• Problem to work on: Reproduce all of the data exactly.

(Stored data)
>> Begin

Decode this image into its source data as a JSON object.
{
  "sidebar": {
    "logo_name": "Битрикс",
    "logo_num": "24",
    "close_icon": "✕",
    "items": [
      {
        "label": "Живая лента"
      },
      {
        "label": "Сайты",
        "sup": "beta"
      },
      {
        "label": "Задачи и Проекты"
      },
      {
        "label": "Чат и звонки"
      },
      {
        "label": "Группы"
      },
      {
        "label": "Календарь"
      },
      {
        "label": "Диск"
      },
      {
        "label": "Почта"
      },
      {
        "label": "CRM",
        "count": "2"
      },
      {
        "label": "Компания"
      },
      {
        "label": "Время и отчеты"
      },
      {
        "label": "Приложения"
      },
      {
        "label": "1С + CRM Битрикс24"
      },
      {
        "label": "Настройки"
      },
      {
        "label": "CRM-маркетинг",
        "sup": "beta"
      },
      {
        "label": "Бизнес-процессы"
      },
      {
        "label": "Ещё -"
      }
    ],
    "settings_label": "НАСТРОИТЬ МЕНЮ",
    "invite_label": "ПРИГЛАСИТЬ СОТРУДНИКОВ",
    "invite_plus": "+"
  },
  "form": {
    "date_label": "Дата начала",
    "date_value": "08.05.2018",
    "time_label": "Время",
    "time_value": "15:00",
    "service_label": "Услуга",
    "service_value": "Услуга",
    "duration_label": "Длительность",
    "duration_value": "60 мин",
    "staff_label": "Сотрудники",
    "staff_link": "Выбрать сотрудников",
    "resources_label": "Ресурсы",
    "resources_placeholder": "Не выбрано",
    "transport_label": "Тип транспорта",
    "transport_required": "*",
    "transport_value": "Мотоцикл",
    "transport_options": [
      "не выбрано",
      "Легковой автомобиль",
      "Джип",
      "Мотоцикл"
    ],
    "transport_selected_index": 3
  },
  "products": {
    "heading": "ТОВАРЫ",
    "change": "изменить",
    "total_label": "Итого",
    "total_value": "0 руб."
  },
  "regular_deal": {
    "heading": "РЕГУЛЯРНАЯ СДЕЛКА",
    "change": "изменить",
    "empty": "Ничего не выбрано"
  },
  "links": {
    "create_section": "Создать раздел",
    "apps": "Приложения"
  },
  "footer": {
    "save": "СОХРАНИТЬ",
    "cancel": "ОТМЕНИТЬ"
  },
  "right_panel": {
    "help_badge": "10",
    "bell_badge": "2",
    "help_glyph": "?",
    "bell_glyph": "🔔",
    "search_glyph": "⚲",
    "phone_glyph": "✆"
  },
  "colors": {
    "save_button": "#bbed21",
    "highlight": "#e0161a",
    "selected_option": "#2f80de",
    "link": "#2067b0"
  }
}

>> End

• Result of this exercise:
Decode this image into its source data as a JSON object.
{
  "sidebar": {
    "logo_name": "Битрикс",
    "logo_num": "24",
    "close_icon": "✕",
    "items": [
      {
        "label": "Живая лента"
      },
      {
        "label": "Сайты",
        "sup": "beta"
      },
      {
        "label": "Задачи и Проекты"
      },
      {
        "label": "Чат и звонки"
      },
      {
        "label": "Группы"
      },
      {
        "label": "Календарь"
      },
      {
        "label": "Диск"
      },
      {
        "label": "Почта"
      },
      {
        "label": "CRM",
        "count": "2"
      },
      {
        "label": "Компания"
      },
      {
        "label": "Время и отчеты"
      },
      {
        "label": "Приложения"
      },
      {
        "label": "1С + CRM Битрикс24"
      },
      {
        "label": "Настройки"
      },
      {
        "label": "CRM-маркетинг",
        "sup": "beta"
      },
      {
        "label": "Бизнес-процессы"
      },
      {
        "label": "Ещё -"
      }
    ],
    "settings_label": "НАСТРОИТЬ МЕНЮ",
    "invite_label": "ПРИГЛАСИТЬ СОТРУДНИКОВ",
    "invite_plus": "+"
  },
  "form": {
    "date_label": "Дата начала",
    "date_value": "08.05.2018",
    "time_label": "Время",
    "time_value": "15:00",
    "service_label": "Услуга",
    "service_value": "Услуга",
    "duration_label": "Длительность",
    "duration_value": "60 мин",
    "staff_label": "Сотрудники",
    "staff_link": "Выбрать сотрудников",
    "resources_label": "Ресурсы",
    "resources_placeholder": "Не выбрано",
    "transport_label": "Тип транспорта",
    "transport_required": "*",
    "transport_value": "Мотоцикл",
    "transport_options": [
      "не выбрано",
      "Легковой автомобиль",
      "Джип",
      "Мотоцикл"
    ],
    "transport_selected_index": 3
  },
  "products": {
    "heading": "ТОВАРЫ",
    "change": "изменить",
    "total_label": "Итого",
    "total_value": "0 руб."
  },
  "regular_deal": {
    "heading": "РЕГУЛЯРНАЯ СДЕЛКА",
    "change": "изменить",
    "empty": "Ничего не выбрано"
  },
  "links": {
    "create_section": "Создать раздел",
    "apps": "Приложения"
  },
  "footer": {
    "save": "СОХРАНИТЬ",
    "cancel": "ОТМЕНИТЬ"
  },
  "right_panel": {
    "help_badge": "10",
    "bell_badge": "2",
    "help_glyph": "?",
    "bell_glyph": "🔔",
    "search_glyph": "⚲",
    "phone_glyph": "✆"
  },
  "colors": {
    "save_button": "#bbed21",
    "highlight": "#e0161a",
    "selected_option": "#2f80de",
    "link": "#2067b0"
  }
}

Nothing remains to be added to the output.